* Begin Records shown *

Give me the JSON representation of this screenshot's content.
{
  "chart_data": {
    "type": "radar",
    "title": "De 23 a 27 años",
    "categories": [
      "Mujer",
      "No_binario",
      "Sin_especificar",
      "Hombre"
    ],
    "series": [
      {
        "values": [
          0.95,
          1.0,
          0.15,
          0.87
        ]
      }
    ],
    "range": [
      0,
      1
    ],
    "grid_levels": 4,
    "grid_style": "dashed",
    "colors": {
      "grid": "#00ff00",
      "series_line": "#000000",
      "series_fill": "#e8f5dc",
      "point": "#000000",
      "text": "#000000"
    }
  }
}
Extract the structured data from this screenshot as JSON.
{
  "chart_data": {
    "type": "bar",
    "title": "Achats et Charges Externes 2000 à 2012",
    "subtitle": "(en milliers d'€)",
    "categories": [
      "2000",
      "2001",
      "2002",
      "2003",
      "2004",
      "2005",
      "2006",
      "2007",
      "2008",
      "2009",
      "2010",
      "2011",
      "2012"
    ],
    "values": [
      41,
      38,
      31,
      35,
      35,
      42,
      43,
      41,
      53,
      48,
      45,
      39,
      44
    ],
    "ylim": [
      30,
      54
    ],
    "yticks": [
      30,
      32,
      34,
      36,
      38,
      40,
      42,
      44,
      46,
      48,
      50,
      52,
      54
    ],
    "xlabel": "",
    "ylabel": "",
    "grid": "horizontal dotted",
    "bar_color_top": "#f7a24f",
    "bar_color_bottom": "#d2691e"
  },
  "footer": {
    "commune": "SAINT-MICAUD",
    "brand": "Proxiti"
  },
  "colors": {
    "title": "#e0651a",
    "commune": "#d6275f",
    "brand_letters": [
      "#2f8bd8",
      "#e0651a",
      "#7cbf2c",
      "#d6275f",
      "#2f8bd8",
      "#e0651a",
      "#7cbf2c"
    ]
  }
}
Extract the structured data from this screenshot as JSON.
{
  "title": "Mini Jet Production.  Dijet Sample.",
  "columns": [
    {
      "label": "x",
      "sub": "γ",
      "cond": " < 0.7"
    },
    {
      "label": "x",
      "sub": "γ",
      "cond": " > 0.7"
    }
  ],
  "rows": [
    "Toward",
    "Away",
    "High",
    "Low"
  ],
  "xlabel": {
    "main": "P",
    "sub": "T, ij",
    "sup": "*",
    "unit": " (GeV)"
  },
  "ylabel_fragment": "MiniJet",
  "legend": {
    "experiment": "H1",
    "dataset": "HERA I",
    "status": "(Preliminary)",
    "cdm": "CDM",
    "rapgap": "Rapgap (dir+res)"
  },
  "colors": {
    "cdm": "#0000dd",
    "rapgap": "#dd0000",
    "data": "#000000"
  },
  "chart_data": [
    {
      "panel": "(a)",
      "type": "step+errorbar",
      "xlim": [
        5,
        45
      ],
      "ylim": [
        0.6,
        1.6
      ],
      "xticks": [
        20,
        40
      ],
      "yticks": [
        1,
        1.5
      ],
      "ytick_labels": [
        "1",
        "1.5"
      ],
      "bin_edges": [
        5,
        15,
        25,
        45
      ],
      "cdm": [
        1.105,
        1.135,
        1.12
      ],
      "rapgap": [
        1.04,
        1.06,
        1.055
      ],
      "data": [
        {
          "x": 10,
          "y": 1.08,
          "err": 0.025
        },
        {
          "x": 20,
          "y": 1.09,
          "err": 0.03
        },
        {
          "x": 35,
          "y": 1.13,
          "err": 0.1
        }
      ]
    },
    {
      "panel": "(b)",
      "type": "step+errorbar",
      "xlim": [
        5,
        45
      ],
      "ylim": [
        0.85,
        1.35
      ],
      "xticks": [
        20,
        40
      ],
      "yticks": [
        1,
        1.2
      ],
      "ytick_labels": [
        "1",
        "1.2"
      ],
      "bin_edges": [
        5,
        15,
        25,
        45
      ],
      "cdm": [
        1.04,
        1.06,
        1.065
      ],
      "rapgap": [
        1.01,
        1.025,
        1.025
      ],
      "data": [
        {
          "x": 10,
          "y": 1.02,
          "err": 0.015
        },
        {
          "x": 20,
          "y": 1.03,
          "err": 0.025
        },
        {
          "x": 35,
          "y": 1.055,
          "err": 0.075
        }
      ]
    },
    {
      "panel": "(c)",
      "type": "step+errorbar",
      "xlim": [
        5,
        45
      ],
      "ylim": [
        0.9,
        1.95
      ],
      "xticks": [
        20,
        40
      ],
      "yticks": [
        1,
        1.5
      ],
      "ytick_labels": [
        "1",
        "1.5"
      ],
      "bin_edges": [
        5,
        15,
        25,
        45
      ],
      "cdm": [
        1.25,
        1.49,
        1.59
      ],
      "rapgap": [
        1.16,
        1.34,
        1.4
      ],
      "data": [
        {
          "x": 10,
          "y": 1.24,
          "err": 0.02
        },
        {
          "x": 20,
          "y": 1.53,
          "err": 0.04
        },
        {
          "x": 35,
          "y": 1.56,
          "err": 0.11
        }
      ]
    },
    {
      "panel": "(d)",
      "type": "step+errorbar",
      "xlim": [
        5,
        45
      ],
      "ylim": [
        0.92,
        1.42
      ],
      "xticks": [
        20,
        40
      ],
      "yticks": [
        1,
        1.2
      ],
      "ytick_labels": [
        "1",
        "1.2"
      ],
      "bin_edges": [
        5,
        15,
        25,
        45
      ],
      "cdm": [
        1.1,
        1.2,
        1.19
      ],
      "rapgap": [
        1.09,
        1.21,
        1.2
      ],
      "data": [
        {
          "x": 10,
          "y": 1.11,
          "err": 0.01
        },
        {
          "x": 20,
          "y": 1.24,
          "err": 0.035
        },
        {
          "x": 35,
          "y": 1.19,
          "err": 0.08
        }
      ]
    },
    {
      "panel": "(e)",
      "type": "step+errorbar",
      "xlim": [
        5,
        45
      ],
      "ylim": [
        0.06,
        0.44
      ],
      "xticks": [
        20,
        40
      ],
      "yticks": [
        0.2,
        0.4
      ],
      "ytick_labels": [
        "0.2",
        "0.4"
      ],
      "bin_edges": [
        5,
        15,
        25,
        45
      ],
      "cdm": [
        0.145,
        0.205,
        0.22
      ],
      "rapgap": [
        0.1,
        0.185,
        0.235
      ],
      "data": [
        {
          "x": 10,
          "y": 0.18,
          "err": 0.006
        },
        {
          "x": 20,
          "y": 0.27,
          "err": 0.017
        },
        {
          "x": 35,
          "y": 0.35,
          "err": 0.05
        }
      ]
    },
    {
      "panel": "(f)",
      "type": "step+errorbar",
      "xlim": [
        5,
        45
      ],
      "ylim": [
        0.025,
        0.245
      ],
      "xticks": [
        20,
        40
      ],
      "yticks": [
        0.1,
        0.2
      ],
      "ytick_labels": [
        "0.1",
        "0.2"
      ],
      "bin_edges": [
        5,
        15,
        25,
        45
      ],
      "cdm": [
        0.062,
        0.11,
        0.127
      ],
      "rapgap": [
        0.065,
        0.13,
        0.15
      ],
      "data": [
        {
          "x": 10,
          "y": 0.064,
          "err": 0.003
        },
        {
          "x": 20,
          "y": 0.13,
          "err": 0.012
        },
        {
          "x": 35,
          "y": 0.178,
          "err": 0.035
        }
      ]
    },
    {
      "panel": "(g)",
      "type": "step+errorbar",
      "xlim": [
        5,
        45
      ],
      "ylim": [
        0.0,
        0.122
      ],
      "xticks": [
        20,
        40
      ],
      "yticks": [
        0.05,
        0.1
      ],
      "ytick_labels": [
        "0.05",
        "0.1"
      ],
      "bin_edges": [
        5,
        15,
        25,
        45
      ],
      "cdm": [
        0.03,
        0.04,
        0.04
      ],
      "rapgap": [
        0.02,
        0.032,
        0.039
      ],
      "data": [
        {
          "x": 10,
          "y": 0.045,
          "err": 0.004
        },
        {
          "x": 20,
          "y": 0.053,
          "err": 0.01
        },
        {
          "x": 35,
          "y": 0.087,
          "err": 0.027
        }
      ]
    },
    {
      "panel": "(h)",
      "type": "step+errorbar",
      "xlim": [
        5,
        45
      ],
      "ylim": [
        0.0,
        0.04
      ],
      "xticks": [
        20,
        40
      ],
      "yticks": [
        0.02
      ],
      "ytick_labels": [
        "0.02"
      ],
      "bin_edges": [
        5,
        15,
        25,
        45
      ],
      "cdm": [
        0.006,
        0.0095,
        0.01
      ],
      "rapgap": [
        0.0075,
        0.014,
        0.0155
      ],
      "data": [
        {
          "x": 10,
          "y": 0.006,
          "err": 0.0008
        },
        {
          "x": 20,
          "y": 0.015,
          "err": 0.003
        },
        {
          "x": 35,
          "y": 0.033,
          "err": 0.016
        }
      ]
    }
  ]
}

* End Records shown *

=== Your instructions ===
Collect the lines that hold "panel".

=== Reply to the task ===
      "panel": "(a)",
      "panel": "(b)",
      "panel": "(c)",
      "panel": "(d)",
      "panel": "(e)",
      "panel": "(f)",
      "panel": "(g)",
      "panel": "(h)",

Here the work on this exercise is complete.